Excerpts from a figure dataset
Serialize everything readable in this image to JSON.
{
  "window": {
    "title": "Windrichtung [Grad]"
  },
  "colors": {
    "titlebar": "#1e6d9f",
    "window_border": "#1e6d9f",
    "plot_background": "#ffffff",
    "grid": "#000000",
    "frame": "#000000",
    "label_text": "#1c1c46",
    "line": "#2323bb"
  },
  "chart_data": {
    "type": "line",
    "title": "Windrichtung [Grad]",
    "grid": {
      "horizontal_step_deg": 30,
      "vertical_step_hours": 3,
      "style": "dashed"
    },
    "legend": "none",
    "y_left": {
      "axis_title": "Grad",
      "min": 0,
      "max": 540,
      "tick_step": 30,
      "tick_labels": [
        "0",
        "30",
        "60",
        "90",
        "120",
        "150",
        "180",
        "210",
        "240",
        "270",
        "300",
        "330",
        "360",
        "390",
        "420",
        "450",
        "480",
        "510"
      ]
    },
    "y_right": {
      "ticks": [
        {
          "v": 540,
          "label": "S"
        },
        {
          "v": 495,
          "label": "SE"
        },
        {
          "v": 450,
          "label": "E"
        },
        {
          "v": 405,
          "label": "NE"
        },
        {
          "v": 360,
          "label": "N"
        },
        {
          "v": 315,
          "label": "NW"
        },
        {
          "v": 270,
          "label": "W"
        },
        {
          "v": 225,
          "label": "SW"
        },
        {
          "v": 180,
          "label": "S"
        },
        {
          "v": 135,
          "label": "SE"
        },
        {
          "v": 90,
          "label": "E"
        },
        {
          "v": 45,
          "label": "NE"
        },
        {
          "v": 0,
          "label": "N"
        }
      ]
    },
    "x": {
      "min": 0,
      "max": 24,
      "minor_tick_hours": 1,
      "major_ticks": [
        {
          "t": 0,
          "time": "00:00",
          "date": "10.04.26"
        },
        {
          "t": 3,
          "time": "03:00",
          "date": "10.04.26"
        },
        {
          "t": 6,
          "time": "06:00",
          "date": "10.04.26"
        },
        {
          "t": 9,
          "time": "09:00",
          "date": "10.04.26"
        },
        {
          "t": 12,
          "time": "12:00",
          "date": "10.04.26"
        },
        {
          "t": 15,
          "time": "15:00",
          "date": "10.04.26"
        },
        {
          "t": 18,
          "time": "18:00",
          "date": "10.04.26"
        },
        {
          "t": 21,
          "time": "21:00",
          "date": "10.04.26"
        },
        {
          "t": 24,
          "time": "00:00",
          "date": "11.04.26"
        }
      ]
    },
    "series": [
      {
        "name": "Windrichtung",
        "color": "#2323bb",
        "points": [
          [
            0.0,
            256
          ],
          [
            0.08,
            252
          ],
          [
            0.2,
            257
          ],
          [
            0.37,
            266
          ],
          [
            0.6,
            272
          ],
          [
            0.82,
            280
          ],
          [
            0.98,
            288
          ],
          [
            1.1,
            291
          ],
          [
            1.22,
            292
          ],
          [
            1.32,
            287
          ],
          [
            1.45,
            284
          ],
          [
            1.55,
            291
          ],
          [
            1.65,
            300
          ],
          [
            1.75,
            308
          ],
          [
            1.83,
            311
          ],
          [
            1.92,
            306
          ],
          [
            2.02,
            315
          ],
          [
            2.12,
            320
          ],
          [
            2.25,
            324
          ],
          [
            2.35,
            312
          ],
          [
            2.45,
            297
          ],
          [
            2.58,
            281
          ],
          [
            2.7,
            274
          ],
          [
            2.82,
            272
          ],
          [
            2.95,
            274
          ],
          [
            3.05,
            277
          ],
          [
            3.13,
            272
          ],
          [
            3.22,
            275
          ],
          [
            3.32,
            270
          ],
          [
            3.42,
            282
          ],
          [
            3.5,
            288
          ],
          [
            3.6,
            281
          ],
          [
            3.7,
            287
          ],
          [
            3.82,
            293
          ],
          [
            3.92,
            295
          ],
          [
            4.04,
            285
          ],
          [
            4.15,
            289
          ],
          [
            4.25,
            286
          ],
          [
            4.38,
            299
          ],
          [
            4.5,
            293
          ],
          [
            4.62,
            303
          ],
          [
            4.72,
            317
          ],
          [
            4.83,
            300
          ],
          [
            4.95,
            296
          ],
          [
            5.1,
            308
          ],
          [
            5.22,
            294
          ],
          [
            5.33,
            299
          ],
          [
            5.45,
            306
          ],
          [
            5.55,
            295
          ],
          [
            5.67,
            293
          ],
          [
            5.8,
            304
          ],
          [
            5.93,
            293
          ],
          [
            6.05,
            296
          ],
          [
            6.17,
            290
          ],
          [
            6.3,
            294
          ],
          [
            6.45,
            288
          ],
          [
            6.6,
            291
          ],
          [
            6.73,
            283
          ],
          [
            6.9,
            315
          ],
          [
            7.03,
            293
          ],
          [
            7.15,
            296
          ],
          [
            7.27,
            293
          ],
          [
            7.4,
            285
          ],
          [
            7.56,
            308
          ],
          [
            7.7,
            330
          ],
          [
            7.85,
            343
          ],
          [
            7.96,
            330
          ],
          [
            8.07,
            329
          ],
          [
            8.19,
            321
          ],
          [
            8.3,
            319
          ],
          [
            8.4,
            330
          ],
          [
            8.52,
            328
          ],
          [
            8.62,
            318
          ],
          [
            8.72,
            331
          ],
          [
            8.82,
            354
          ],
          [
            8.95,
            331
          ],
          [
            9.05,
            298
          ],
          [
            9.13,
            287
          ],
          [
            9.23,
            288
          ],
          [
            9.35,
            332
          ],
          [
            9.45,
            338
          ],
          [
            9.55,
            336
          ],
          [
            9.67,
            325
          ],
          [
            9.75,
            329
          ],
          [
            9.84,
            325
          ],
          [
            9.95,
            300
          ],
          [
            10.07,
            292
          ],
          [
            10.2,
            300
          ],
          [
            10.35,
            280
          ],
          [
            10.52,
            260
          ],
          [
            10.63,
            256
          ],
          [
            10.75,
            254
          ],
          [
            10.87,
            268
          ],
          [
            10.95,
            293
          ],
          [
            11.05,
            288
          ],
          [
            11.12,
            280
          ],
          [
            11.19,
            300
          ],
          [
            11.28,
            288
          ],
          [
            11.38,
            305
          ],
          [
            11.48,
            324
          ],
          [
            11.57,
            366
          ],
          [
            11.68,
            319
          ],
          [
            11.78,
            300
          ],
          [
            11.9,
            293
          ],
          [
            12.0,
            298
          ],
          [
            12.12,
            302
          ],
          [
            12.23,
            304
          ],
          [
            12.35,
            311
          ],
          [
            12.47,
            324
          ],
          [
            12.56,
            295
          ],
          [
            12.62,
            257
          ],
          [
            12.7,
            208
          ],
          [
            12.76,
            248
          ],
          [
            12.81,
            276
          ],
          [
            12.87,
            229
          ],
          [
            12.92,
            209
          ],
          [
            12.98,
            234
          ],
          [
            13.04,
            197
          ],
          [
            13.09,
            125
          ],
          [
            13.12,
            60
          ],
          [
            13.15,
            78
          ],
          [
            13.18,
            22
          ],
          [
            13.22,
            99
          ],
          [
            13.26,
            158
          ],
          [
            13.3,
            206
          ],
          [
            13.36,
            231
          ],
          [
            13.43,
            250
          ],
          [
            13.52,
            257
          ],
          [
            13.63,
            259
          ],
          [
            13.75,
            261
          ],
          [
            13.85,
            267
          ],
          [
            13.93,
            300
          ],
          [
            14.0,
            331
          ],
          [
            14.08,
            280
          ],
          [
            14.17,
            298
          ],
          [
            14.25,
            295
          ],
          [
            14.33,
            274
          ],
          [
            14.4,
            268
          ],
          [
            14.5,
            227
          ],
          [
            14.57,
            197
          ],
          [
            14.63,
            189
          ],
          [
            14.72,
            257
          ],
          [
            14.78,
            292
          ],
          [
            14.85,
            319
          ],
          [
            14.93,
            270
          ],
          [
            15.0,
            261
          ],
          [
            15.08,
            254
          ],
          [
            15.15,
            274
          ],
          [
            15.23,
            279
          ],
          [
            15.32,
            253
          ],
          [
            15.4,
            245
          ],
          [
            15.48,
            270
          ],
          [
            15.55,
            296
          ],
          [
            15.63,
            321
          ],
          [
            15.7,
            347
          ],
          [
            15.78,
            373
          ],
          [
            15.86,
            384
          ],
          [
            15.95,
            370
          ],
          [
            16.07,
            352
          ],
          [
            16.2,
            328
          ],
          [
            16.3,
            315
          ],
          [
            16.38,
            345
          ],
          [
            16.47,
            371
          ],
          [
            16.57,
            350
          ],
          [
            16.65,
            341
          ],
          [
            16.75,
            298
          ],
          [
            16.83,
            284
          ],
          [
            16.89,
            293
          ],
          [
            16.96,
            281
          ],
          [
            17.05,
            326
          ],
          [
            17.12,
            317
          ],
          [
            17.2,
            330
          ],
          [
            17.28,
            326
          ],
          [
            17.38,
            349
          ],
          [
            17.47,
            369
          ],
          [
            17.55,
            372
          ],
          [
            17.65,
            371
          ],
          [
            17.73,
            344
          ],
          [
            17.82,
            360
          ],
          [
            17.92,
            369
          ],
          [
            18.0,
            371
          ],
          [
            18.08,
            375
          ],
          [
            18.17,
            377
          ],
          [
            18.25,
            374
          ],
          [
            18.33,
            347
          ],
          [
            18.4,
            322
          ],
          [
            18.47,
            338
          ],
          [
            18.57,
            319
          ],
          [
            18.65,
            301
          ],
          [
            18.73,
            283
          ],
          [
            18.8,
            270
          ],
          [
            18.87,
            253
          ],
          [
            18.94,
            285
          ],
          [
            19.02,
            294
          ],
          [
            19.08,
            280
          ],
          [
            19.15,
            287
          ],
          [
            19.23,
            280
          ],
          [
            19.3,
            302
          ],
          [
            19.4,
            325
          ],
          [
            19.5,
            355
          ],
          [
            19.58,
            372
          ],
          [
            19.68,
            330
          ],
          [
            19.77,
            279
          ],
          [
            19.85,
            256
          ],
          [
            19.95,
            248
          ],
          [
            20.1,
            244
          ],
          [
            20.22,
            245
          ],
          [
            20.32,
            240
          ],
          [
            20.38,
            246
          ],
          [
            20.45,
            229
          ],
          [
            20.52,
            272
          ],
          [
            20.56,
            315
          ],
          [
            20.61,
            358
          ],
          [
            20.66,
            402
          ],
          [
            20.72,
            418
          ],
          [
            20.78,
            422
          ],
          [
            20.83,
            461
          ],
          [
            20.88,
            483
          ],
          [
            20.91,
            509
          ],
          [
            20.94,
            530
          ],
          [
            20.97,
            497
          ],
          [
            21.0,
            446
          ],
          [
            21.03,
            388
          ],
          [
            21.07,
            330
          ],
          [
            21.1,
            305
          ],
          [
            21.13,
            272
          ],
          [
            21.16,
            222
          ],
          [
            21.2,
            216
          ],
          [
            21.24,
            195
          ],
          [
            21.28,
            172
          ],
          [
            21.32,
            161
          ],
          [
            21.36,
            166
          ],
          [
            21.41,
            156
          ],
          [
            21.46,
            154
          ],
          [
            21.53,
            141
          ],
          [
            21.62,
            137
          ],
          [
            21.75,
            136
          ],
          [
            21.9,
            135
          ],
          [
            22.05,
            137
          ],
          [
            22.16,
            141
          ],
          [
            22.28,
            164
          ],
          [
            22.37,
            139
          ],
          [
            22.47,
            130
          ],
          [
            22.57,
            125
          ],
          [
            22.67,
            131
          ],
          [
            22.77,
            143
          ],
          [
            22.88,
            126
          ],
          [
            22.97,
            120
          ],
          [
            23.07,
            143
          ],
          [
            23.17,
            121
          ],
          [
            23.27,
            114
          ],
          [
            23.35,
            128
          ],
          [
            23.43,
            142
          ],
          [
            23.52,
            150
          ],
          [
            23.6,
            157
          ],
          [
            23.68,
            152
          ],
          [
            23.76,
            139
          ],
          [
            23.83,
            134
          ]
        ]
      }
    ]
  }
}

What you have to do
Every line in the data that holds "Grad" should be copied out.

Output of the task
    "title": "Windrichtung [Grad]"
    "title": "Windrichtung [Grad]",
      "axis_title": "Grad",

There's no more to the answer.